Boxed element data
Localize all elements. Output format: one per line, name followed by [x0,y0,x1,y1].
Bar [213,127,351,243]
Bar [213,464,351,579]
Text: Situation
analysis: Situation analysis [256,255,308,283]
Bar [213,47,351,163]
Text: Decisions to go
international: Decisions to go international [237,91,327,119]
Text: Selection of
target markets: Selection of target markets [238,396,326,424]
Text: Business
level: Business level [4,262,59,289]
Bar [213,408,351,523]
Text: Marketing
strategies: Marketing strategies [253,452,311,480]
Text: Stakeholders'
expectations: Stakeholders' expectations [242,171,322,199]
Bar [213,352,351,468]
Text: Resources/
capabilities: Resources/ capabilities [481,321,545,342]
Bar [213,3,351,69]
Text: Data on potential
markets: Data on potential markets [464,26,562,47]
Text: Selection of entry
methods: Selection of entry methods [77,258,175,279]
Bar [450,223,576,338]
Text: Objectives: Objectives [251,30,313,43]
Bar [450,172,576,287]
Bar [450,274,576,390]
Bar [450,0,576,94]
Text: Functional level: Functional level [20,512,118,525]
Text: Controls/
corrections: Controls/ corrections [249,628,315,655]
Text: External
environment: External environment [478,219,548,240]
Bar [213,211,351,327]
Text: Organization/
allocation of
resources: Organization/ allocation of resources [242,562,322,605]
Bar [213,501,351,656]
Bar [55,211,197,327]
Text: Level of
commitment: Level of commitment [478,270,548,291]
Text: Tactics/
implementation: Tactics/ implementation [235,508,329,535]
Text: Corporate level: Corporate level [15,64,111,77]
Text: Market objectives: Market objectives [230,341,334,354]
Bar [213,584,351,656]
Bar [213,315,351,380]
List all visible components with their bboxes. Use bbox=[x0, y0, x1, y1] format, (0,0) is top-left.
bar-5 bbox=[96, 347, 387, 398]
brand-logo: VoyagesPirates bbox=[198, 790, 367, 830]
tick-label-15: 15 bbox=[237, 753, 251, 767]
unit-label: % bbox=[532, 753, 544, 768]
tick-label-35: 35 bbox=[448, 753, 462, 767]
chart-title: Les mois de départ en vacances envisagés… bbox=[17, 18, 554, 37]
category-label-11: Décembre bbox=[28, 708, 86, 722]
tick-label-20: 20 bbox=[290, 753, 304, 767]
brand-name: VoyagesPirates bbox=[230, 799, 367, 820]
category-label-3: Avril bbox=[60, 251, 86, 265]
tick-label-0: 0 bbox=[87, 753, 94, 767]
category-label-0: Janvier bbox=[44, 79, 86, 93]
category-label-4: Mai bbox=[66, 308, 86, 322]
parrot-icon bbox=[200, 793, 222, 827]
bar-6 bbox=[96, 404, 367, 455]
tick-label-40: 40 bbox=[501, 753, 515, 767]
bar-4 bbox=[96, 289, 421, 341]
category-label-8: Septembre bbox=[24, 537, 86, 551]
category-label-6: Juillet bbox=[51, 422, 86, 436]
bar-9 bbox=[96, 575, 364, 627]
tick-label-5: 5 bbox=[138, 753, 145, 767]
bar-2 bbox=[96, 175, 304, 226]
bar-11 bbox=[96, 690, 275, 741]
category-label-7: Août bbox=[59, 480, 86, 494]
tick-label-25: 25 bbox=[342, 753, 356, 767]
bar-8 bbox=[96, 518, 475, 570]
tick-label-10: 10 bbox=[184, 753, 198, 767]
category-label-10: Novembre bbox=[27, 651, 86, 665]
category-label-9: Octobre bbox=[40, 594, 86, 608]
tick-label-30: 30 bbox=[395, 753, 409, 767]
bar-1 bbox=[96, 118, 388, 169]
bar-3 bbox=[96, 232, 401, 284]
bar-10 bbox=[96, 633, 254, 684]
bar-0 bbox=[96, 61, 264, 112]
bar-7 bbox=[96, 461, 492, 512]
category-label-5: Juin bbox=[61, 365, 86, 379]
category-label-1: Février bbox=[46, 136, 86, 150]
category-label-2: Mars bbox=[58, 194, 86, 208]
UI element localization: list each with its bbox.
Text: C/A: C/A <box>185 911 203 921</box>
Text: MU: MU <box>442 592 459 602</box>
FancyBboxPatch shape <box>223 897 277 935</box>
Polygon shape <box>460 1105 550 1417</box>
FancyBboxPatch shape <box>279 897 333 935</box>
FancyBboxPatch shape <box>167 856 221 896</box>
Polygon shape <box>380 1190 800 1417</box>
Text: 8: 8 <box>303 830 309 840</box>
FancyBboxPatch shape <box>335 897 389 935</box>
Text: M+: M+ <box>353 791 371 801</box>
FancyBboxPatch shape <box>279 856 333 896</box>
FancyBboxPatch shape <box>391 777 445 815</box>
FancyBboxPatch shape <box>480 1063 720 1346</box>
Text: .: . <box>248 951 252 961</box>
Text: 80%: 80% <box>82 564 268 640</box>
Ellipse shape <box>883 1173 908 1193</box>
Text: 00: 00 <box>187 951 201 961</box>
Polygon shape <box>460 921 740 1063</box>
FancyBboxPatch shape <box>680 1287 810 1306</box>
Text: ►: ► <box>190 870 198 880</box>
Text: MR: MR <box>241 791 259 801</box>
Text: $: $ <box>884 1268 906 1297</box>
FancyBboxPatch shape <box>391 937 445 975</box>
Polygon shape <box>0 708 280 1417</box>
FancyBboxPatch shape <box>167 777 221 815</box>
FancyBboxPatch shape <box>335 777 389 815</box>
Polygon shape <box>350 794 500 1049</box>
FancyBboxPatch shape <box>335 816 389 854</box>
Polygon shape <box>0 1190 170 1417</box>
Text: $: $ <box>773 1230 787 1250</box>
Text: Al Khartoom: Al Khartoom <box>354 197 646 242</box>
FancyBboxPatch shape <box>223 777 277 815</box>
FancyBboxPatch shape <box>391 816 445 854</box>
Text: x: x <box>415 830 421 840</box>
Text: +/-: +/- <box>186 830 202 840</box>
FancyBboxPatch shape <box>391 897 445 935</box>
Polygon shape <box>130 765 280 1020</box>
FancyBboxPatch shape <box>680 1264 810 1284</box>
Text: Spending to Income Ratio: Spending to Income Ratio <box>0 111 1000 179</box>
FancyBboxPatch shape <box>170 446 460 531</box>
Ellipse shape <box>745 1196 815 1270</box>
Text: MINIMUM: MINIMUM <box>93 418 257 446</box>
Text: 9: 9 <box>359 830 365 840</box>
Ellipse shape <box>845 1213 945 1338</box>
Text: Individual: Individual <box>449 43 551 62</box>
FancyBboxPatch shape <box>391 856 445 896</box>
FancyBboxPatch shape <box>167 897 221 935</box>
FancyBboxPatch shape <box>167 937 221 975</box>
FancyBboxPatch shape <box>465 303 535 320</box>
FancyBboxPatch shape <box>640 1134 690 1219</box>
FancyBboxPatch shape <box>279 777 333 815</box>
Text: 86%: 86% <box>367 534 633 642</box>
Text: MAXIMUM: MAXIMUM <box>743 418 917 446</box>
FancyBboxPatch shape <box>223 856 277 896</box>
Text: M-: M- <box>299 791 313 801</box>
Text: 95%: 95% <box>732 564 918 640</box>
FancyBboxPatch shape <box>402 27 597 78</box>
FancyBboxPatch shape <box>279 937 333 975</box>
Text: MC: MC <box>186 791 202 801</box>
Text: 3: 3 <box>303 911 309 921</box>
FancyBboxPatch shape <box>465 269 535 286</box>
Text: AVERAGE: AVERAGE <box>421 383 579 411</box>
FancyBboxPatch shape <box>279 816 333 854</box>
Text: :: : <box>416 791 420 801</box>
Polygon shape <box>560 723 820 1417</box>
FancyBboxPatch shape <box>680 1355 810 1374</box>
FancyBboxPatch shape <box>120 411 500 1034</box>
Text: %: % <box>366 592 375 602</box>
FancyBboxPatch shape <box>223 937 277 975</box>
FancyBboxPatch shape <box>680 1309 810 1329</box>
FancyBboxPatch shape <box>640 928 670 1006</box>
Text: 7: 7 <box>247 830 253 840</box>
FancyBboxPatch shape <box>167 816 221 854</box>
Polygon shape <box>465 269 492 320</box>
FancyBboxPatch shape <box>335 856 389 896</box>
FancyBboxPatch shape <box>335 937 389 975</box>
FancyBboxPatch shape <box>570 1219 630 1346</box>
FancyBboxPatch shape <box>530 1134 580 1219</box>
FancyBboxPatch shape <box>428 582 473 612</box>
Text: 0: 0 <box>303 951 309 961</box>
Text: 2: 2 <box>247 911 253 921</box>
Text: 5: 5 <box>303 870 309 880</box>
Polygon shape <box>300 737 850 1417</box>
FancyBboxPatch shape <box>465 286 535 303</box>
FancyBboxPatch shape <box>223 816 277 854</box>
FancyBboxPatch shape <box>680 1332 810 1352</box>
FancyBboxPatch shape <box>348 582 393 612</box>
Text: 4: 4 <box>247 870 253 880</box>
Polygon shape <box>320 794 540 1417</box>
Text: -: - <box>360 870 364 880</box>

Written task: Can you convert the lines of the data above, from the first line through the line containing "international: Decisions to", into a Markdown table with the columns No. and Line, numbering each row and omitting any blank lines?

Task result:
| No. | Line |
|---|---|
| 1 | Localize all elements. Output format: one per line, name followed by [x0,y0,x1,y1]. |
| 2 | Bar [213,127,351,243] |
| 3 | Bar [213,464,351,579] |
| 4 | Text: Situation |
| 5 | analysis: Situation analysis [256,255,308,283] |
| 6 | Bar [213,47,351,163] |
| 7 | Text: Decisions to go |
| 8 | international: Decisions to go international [237,91,327,119] |